DATA SHOWN:

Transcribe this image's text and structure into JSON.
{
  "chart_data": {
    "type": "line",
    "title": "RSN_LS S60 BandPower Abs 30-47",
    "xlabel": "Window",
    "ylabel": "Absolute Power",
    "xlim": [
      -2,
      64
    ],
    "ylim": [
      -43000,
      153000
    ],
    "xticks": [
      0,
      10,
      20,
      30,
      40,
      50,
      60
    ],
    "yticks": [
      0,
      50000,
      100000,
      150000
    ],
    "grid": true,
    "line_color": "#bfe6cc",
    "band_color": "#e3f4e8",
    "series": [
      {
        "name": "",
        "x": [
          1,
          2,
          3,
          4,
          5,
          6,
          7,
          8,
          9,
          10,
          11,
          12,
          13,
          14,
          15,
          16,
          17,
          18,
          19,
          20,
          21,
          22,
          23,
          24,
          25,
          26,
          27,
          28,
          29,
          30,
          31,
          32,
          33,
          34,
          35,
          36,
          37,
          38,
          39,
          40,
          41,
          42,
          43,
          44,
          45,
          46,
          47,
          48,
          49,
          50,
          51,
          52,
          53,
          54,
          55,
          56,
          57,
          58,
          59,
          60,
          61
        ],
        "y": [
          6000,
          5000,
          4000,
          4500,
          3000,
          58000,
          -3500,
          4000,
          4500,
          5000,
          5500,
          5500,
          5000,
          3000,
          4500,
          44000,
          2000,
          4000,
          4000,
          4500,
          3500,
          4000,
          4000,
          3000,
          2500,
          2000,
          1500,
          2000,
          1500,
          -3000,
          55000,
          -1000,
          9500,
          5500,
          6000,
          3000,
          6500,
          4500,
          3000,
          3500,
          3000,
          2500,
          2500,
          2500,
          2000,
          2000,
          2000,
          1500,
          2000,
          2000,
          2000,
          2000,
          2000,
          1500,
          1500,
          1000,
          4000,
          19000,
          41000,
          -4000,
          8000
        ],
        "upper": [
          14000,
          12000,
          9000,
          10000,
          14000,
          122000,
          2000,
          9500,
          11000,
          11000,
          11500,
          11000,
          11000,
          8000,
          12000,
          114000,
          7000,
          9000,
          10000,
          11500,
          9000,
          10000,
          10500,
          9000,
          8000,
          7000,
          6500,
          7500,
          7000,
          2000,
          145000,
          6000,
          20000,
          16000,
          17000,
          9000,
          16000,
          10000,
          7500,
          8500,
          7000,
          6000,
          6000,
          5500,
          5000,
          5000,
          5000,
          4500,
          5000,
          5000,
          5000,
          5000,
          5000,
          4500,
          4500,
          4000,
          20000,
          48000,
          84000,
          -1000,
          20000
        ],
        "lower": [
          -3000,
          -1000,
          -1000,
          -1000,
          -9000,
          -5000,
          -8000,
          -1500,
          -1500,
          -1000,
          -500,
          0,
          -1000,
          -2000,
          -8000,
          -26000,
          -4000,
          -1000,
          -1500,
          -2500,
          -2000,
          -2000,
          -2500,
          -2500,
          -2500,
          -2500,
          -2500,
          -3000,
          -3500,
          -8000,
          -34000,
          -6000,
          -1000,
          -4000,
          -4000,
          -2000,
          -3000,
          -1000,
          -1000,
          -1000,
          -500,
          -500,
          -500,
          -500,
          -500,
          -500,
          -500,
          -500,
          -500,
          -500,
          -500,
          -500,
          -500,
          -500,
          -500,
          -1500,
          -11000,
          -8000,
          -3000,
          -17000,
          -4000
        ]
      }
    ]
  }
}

PROBLEM: Write the data back out verbatim.

COMPLETED TASK:
Transcribe this image's text and structure into JSON.
{
  "chart_data": {
    "type": "line",
    "title": "RSN_LS S60 BandPower Abs 30-47",
    "xlabel": "Window",
    "ylabel": "Absolute Power",
    "xlim": [
      -2,
      64
    ],
    "ylim": [
      -43000,
      153000
    ],
    "xticks": [
      0,
      10,
      20,
      30,
      40,
      50,
      60
    ],
    "yticks": [
      0,
      50000,
      100000,
      150000
    ],
    "grid": true,
    "line_color": "#bfe6cc",
    "band_color": "#e3f4e8",
    "series": [
      {
        "name": "",
        "x": [
          1,
          2,
          3,
          4,
          5,
          6,
          7,
          8,
          9,
          10,
          11,
          12,
          13,
          14,
          15,
          16,
          17,
          18,
          19,
          20,
          21,
          22,
          23,
          24,
          25,
          26,
          27,
          28,
          29,
          30,
          31,
          32,
          33,
          34,
          35,
          36,
          37,
          38,
          39,
          40,
          41,
          42,
          43,
          44,
          45,
          46,
          47,
          48,
          49,
          50,
          51,
          52,
          53,
          54,
          55,
          56,
          57,
          58,
          59,
          60,
          61
        ],
        "y": [
          6000,
          5000,
          4000,
          4500,
          3000,
          58000,
          -3500,
          4000,
          4500,
          5000,
          5500,
          5500,
          5000,
          3000,
          4500,
          44000,
          2000,
          4000,
          4000,
          4500,
          3500,
          4000,
          4000,
          3000,
          2500,
          2000,
          1500,
          2000,
          1500,
          -3000,
          55000,
          -1000,
          9500,
          5500,
          6000,
          3000,
          6500,
          4500,
          3000,
          3500,
          3000,
          2500,
          2500,
          2500,
          2000,
          2000,
          2000,
          1500,
          2000,
          2000,
          2000,
          2000,
          2000,
          1500,
          1500,
          1000,
          4000,
          19000,
          41000,
          -4000,
          8000
        ],
        "upper": [
          14000,
          12000,
          9000,
          10000,
          14000,
          122000,
          2000,
          9500,
          11000,
          11000,
          11500,
          11000,
          11000,
          8000,
          12000,
          114000,
          7000,
          9000,
          10000,
          11500,
          9000,
          10000,
          10500,
          9000,
          8000,
          7000,
          6500,
          7500,
          7000,
          2000,
          145000,
          6000,
          20000,
          16000,
          17000,
          9000,
          16000,
          10000,
          7500,
          8500,
          7000,
          6000,
          6000,
          5500,
          5000,
          5000,
          5000,
          4500,
          5000,
          5000,
          5000,
          5000,
          5000,
          4500,
          4500,
          4000,
          20000,
          48000,
          84000,
          -1000,
          20000
        ],
        "lower": [
          -3000,
          -1000,
          -1000,
          -1000,
          -9000,
          -5000,
          -8000,
          -1500,
          -1500,
          -1000,
          -500,
          0,
          -1000,
          -2000,
          -8000,
          -26000,
          -4000,
          -1000,
          -1500,
          -2500,
          -2000,
          -2000,
          -2500,
          -2500,
          -2500,
          -2500,
          -2500,
          -3000,
          -3500,
          -8000,
          -34000,
          -6000,
          -1000,
          -4000,
          -4000,
          -2000,
          -3000,
          -1000,
          -1000,
          -1000,
          -500,
          -500,
          -500,
          -500,
          -500,
          -500,
          -500,
          -500,
          -500,
          -500,
          -500,
          -500,
          -500,
          -500,
          -500,
          -1500,
          -11000,
          -8000,
          -3000,
          -17000,
          -4000
        ]
      }
    ]
  }
}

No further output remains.